Challenge: Reproduce every line in the listing that contains the word "screenshot".
------ Given data
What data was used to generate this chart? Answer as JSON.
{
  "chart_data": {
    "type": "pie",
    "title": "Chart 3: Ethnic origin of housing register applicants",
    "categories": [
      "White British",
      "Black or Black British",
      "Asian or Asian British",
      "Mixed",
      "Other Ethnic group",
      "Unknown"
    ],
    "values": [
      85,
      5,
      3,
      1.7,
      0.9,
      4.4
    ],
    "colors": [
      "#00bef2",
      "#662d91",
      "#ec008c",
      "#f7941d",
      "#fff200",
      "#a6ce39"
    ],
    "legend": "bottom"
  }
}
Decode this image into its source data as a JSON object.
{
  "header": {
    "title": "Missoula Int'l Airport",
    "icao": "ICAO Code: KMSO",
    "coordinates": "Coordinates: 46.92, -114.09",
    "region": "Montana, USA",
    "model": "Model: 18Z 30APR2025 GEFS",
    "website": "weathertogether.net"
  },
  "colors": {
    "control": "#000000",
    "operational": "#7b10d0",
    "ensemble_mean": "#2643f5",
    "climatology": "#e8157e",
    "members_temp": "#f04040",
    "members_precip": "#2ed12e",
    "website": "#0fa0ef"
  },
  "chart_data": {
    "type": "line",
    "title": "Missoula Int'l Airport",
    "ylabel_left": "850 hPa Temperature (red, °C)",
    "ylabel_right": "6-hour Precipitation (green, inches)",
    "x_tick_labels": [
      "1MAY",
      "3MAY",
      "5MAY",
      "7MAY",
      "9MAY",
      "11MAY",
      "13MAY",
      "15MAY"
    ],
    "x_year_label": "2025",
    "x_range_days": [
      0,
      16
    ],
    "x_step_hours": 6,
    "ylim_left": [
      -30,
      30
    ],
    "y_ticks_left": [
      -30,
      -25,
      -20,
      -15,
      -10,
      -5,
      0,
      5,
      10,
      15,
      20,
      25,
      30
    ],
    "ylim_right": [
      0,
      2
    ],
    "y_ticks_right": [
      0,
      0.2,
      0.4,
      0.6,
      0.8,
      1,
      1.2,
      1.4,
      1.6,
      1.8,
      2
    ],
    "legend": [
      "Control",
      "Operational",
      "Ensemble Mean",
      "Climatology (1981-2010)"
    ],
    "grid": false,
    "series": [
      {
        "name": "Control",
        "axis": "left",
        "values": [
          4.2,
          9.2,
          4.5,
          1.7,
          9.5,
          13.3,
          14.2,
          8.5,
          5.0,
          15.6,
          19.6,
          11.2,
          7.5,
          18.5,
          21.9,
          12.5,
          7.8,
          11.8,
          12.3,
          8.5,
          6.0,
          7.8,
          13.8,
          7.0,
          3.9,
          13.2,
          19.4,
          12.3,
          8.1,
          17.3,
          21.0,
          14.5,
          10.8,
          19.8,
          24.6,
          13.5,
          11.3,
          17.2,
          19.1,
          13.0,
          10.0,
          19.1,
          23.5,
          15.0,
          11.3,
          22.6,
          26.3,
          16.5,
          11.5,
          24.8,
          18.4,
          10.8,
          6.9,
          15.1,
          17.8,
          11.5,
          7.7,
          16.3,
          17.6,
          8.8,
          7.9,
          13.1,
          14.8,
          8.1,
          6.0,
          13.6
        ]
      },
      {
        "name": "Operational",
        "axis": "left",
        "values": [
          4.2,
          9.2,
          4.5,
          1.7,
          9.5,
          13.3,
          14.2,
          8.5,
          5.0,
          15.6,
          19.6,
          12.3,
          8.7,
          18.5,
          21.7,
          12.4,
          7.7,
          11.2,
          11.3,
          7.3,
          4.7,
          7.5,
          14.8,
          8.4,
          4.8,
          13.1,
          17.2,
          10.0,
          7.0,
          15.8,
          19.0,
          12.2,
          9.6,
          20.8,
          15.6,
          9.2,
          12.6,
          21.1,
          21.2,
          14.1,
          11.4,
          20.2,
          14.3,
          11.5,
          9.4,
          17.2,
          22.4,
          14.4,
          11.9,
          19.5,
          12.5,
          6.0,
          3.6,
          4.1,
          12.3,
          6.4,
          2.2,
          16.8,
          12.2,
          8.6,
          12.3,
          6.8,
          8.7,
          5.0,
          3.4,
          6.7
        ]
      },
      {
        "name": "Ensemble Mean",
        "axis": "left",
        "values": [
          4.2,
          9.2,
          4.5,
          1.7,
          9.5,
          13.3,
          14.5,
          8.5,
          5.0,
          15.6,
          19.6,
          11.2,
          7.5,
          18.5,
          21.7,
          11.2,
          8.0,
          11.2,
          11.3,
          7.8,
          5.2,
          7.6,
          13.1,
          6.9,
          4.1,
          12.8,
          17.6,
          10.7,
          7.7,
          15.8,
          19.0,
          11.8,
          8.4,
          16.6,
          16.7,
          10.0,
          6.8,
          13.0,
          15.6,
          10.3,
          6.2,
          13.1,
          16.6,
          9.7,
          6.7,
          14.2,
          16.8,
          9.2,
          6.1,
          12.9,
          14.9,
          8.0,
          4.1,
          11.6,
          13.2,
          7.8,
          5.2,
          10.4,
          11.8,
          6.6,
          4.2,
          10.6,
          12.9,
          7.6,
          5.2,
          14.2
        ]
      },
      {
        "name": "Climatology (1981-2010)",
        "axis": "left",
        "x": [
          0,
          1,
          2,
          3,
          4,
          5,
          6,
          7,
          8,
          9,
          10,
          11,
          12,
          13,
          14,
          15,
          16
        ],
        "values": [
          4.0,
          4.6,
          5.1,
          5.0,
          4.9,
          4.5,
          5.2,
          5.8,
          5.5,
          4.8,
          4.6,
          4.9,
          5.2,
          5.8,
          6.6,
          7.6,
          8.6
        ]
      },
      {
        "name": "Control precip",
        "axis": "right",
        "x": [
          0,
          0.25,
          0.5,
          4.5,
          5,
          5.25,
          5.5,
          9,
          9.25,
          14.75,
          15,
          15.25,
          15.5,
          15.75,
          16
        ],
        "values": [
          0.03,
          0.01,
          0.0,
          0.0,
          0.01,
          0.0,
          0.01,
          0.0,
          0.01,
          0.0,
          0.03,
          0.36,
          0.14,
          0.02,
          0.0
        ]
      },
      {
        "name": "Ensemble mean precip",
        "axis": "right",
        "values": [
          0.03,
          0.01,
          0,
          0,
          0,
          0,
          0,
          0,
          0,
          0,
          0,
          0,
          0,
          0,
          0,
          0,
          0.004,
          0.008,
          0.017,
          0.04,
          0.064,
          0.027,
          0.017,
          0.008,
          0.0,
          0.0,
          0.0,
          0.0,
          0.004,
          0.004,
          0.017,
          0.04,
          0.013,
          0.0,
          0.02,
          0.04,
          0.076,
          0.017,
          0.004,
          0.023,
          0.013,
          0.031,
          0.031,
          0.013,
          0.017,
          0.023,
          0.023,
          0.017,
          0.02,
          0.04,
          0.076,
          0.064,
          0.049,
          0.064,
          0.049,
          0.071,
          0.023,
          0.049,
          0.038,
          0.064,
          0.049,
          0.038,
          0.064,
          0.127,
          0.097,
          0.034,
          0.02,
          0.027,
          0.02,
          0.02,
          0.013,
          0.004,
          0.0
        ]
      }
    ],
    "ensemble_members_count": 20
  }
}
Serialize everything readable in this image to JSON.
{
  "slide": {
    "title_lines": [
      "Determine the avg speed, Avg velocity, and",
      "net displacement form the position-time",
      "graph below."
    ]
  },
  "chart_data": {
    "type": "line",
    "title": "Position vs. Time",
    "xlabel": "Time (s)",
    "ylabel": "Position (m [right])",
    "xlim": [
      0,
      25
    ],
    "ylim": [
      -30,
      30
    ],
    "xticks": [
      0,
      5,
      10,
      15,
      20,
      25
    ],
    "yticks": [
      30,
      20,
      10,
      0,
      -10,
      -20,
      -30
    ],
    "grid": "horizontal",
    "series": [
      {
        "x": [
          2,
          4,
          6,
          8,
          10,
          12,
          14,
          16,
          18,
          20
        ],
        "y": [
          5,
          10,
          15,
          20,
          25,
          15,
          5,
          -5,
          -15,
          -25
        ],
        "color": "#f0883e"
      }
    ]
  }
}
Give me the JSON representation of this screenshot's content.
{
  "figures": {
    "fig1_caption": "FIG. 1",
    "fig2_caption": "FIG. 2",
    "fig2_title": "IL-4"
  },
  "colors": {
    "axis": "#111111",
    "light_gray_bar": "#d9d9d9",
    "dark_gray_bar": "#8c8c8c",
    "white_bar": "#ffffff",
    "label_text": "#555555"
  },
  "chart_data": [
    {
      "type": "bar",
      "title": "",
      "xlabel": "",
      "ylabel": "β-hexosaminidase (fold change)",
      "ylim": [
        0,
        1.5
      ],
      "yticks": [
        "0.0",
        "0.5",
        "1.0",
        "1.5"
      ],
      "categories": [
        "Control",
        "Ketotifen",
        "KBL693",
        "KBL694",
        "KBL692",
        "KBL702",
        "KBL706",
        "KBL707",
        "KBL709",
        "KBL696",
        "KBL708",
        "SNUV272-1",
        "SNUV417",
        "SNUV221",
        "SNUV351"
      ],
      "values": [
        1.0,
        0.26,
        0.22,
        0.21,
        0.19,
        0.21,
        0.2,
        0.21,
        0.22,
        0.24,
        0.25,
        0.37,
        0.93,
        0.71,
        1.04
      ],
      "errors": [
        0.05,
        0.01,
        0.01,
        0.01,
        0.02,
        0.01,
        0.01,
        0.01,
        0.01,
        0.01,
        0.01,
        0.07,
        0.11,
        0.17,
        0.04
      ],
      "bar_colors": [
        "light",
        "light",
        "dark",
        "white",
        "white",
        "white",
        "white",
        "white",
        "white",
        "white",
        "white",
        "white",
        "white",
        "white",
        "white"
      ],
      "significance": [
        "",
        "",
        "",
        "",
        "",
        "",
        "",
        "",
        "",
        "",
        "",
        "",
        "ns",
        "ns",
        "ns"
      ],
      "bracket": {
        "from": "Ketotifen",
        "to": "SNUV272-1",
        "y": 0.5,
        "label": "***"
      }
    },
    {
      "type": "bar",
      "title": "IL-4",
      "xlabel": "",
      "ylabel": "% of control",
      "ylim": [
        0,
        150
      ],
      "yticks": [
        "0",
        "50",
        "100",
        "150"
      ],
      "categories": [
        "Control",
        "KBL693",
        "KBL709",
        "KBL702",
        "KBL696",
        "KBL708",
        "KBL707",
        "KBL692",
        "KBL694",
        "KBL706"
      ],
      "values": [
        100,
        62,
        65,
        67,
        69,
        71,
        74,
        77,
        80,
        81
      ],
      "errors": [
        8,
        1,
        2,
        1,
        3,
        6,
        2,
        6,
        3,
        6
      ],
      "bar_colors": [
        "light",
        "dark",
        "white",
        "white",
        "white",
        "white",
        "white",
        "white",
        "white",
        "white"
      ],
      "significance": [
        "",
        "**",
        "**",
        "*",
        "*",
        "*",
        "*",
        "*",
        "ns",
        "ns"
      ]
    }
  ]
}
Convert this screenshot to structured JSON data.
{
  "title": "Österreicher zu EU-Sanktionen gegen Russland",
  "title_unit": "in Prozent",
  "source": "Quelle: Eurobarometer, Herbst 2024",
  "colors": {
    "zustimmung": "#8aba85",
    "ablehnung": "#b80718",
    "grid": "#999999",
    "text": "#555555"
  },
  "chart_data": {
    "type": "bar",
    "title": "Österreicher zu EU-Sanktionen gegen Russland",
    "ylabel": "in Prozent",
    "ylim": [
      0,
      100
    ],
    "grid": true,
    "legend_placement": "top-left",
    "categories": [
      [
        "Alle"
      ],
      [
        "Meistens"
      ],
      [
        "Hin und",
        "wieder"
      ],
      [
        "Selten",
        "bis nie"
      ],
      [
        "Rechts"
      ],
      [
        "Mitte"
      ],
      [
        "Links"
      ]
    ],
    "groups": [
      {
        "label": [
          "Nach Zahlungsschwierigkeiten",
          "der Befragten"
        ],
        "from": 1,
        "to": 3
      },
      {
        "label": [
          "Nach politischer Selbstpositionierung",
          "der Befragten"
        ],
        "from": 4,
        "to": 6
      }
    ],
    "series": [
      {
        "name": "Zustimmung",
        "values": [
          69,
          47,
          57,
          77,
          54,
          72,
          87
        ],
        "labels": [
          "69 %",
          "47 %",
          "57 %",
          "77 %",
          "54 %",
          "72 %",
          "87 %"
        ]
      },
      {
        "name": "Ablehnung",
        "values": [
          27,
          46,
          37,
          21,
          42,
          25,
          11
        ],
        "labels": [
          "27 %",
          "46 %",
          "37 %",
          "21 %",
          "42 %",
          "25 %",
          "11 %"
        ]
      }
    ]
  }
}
------------
Complete answer:
Give me the JSON representation of this screenshot's content.
Convert this screenshot to structured JSON data.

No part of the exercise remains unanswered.